Keep only the lines where "JSON" appears.

··· RECORDS

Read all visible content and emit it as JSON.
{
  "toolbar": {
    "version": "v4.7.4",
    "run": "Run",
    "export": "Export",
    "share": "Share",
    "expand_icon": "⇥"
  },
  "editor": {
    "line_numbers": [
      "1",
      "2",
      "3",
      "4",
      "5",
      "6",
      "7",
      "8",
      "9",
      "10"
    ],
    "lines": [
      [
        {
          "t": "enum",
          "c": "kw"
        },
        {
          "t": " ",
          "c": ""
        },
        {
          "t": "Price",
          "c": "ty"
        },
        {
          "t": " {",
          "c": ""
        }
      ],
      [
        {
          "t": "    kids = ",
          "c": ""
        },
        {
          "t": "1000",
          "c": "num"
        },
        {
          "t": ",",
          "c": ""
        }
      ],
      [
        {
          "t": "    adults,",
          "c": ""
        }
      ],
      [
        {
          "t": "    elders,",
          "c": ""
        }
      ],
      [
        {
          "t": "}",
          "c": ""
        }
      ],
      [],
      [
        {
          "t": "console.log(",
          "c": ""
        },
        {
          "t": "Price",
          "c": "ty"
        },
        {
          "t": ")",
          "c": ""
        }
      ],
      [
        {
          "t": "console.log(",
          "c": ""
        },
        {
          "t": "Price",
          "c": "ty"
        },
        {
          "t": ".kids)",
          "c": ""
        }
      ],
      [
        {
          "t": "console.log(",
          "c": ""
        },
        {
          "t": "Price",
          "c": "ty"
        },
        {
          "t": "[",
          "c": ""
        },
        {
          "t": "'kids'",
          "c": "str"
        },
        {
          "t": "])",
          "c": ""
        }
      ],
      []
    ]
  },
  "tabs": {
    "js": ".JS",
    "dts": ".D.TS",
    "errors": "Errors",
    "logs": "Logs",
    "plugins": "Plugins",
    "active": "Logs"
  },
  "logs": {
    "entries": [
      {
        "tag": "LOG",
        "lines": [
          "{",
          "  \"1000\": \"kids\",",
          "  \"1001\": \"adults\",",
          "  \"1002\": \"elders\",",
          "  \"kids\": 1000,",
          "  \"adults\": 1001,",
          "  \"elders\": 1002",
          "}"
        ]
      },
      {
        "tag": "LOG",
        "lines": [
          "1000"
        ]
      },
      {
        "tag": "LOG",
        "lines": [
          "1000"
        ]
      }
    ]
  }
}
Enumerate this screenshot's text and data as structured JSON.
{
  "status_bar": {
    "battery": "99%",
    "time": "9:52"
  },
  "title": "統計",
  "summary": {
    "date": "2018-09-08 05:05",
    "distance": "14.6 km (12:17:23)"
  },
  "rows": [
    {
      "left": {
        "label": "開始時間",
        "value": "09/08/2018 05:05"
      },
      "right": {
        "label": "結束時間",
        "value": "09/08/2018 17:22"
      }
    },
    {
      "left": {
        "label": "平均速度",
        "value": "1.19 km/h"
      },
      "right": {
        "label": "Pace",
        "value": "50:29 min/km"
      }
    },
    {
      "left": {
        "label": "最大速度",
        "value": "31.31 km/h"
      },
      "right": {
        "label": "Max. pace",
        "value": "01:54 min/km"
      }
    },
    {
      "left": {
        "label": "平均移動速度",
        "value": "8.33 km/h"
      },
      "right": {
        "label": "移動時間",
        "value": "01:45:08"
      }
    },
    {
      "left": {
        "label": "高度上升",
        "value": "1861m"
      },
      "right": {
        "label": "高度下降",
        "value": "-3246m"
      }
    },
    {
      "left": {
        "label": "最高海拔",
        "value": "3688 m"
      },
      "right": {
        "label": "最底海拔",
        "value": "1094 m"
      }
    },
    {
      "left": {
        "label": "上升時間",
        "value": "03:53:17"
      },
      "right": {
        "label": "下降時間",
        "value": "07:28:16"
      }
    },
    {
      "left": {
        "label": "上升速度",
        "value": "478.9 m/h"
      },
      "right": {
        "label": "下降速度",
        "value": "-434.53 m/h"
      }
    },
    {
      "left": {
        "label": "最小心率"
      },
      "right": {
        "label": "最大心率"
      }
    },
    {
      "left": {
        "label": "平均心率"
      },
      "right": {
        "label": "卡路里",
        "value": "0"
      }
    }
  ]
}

······

- CORRECT ANSWER
Read all visible content and emit it as JSON.
Enumerate this screenshot's text and data as structured JSON.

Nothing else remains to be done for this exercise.